— Aim —
Don't copy the pictures; return every other part of the records exactly.

— Input material —
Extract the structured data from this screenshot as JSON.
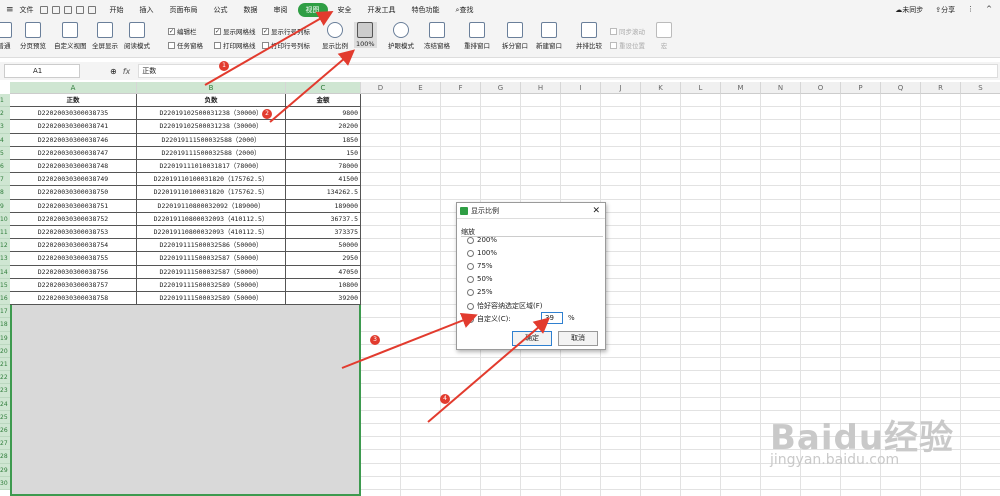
{
  "menubar": {
    "file_label": "文件",
    "tabs": [
      "开始",
      "插入",
      "页面布局",
      "公式",
      "数据",
      "审阅",
      "视图",
      "安全",
      "开发工具",
      "特色功能"
    ],
    "active_tab": "视图",
    "search_label": "查找",
    "sync_label": "未同步",
    "share_label": "分享"
  },
  "ribbon": {
    "buttons": [
      {
        "label": "普通"
      },
      {
        "label": "分页预览"
      },
      {
        "label": "自定义视图"
      },
      {
        "label": "全屏显示"
      },
      {
        "label": "阅读模式"
      },
      {
        "label": "显示比例"
      },
      {
        "label": "100%"
      },
      {
        "label": "护眼模式"
      },
      {
        "label": "冻结窗格"
      },
      {
        "label": "重排窗口"
      },
      {
        "label": "拆分窗口"
      },
      {
        "label": "新建窗口"
      },
      {
        "label": "并排比较"
      },
      {
        "label": "同步滚动"
      },
      {
        "label": "重设位置"
      },
      {
        "label": "宏"
      }
    ],
    "checks": [
      {
        "label": "编辑栏",
        "checked": true
      },
      {
        "label": "任务窗格",
        "checked": false
      },
      {
        "label": "显示网格线",
        "checked": true
      },
      {
        "label": "打印网格线",
        "checked": false
      },
      {
        "label": "显示行号列标",
        "checked": true
      },
      {
        "label": "打印行号列标",
        "checked": false
      }
    ]
  },
  "formula_bar": {
    "name_box": "A1",
    "fx": "fx",
    "value": "正数"
  },
  "columns": [
    "A",
    "B",
    "C",
    "D",
    "E",
    "F",
    "G",
    "H",
    "I",
    "J",
    "K",
    "L",
    "M",
    "N",
    "O",
    "P",
    "Q",
    "R",
    "S"
  ],
  "rows": [
    "1",
    "2",
    "3",
    "4",
    "5",
    "6",
    "7",
    "8",
    "9",
    "10",
    "11",
    "12",
    "13",
    "14",
    "15",
    "16",
    "17",
    "18",
    "19",
    "20",
    "21",
    "22",
    "23",
    "24",
    "25",
    "26",
    "27",
    "28",
    "29",
    "30"
  ],
  "sheet": {
    "headers": [
      "正数",
      "负数",
      "金额"
    ],
    "rows": [
      [
        "D22020030300038735",
        "D22019102500031238（30000）",
        "9800"
      ],
      [
        "D22020030300038741",
        "D22019102500031238（30000）",
        "20200"
      ],
      [
        "D22020030300038746",
        "D22019111500032588（2000）",
        "1850"
      ],
      [
        "D22020030300038747",
        "D22019111500032588（2000）",
        "150"
      ],
      [
        "D22020030300038748",
        "D22019111010031817（78000）",
        "78000"
      ],
      [
        "D22020030300038749",
        "D22019110100031820（175762.5）",
        "41500"
      ],
      [
        "D22020030300038750",
        "D22019110100031820（175762.5）",
        "134262.5"
      ],
      [
        "D22020030300038751",
        "D22019110800032092（189000）",
        "189000"
      ],
      [
        "D22020030300038752",
        "D22019110800032093（410112.5）",
        "36737.5"
      ],
      [
        "D22020030300038753",
        "D22019110800032093（410112.5）",
        "373375"
      ],
      [
        "D22020030300038754",
        "D22019111500032586（50000）",
        "50000"
      ],
      [
        "D22020030300038755",
        "D22019111500032587（50000）",
        "2950"
      ],
      [
        "D22020030300038756",
        "D22019111500032587（50000）",
        "47050"
      ],
      [
        "D22020030300038757",
        "D22019111500032589（50000）",
        "10800"
      ],
      [
        "D22020030300038758",
        "D22019111500032589（50000）",
        "39200"
      ]
    ]
  },
  "dialog": {
    "title": "显示比例",
    "group_label": "缩放",
    "options": [
      "200%",
      "100%",
      "75%",
      "50%",
      "25%",
      "恰好容纳选定区域(F)",
      "自定义(C):"
    ],
    "selected_option": "自定义(C):",
    "custom_value": "39",
    "percent_sign": "%",
    "ok_label": "确定",
    "cancel_label": "取消"
  },
  "annotations": {
    "markers": [
      "1",
      "2",
      "3",
      "4"
    ],
    "arrow_color": "#e23b2e"
  },
  "watermark": {
    "text": "Baidu经验",
    "url_text": "jingyan.baidu.com"
  }
}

— Reply —
Extract the structured data from this screenshot as JSON.
{
  "menubar": {
    "file_label": "文件",
    "tabs": [
      "开始",
      "插入",
      "页面布局",
      "公式",
      "数据",
      "审阅",
      "视图",
      "安全",
      "开发工具",
      "特色功能"
    ],
    "active_tab": "视图",
    "search_label": "查找",
    "sync_label": "未同步",
    "share_label": "分享"
  },
  "ribbon": {
    "buttons": [
      {
        "label": "普通"
      },
      {
        "label": "分页预览"
      },
      {
        "label": "自定义视图"
      },
      {
        "label": "全屏显示"
      },
      {
        "label": "阅读模式"
      },
      {
        "label": "显示比例"
      },
      {
        "label": "100%"
      },
      {
        "label": "护眼模式"
      },
      {
        "label": "冻结窗格"
      },
      {
        "label": "重排窗口"
      },
      {
        "label": "拆分窗口"
      },
      {
        "label": "新建窗口"
      },
      {
        "label": "并排比较"
      },
      {
        "label": "同步滚动"
      },
      {
        "label": "重设位置"
      },
      {
        "label": "宏"
      }
    ],
    "checks": [
      {
        "label": "编辑栏",
        "checked": true
      },
      {
        "label": "任务窗格",
        "checked": false
      },
      {
        "label": "显示网格线",
        "checked": true
      },
      {
        "label": "打印网格线",
        "checked": false
      },
      {
        "label": "显示行号列标",
        "checked": true
      },
      {
        "label": "打印行号列标",
        "checked": false
      }
    ]
  },
  "formula_bar": {
    "name_box": "A1",
    "fx": "fx",
    "value": "正数"
  },
  "columns": [
    "A",
    "B",
    "C",
    "D",
    "E",
    "F",
    "G",
    "H",
    "I",
    "J",
    "K",
    "L",
    "M",
    "N",
    "O",
    "P",
    "Q",
    "R",
    "S"
  ],
  "rows": [
    "1",
    "2",
    "3",
    "4",
    "5",
    "6",
    "7",
    "8",
    "9",
    "10",
    "11",
    "12",
    "13",
    "14",
    "15",
    "16",
    "17",
    "18",
    "19",
    "20",
    "21",
    "22",
    "23",
    "24",
    "25",
    "26",
    "27",
    "28",
    "29",
    "30"
  ],
  "sheet": {
    "headers": [
      "正数",
      "负数",
      "金额"
    ],
    "rows": [
      [
        "D22020030300038735",
        "D22019102500031238（30000）",
        "9800"
      ],
      [
        "D22020030300038741",
        "D22019102500031238（30000）",
        "20200"
      ],
      [
        "D22020030300038746",
        "D22019111500032588（2000）",
        "1850"
      ],
      [
        "D22020030300038747",
        "D22019111500032588（2000）",
        "150"
      ],
      [
        "D22020030300038748",
        "D22019111010031817（78000）",
        "78000"
      ],
      [
        "D22020030300038749",
        "D22019110100031820（175762.5）",
        "41500"
      ],
      [
        "D22020030300038750",
        "D22019110100031820（175762.5）",
        "134262.5"
      ],
      [
        "D22020030300038751",
        "D22019110800032092（189000）",
        "189000"
      ],
      [
        "D22020030300038752",
        "D22019110800032093（410112.5）",
        "36737.5"
      ],
      [
        "D22020030300038753",
        "D22019110800032093（410112.5）",
        "373375"
      ],
      [
        "D22020030300038754",
        "D22019111500032586（50000）",
        "50000"
      ],
      [
        "D22020030300038755",
        "D22019111500032587（50000）",
        "2950"
      ],
      [
        "D22020030300038756",
        "D22019111500032587（50000）",
        "47050"
      ],
      [
        "D22020030300038757",
        "D22019111500032589（50000）",
        "10800"
      ],
      [
        "D22020030300038758",
        "D22019111500032589（50000）",
        "39200"
      ]
    ]
  },
  "dialog": {
    "title": "显示比例",
    "group_label": "缩放",
    "options": [
      "200%",
      "100%",
      "75%",
      "50%",
      "25%",
      "恰好容纳选定区域(F)",
      "自定义(C):"
    ],
    "selected_option": "自定义(C):",
    "custom_value": "39",
    "percent_sign": "%",
    "ok_label": "确定",
    "cancel_label": "取消"
  },
  "annotations": {
    "markers": [
      "1",
      "2",
      "3",
      "4"
    ],
    "arrow_color": "#e23b2e"
  },
  "watermark": {
    "text": "Baidu经验",
    "url_text": "jingyan.baidu.com"
  }
}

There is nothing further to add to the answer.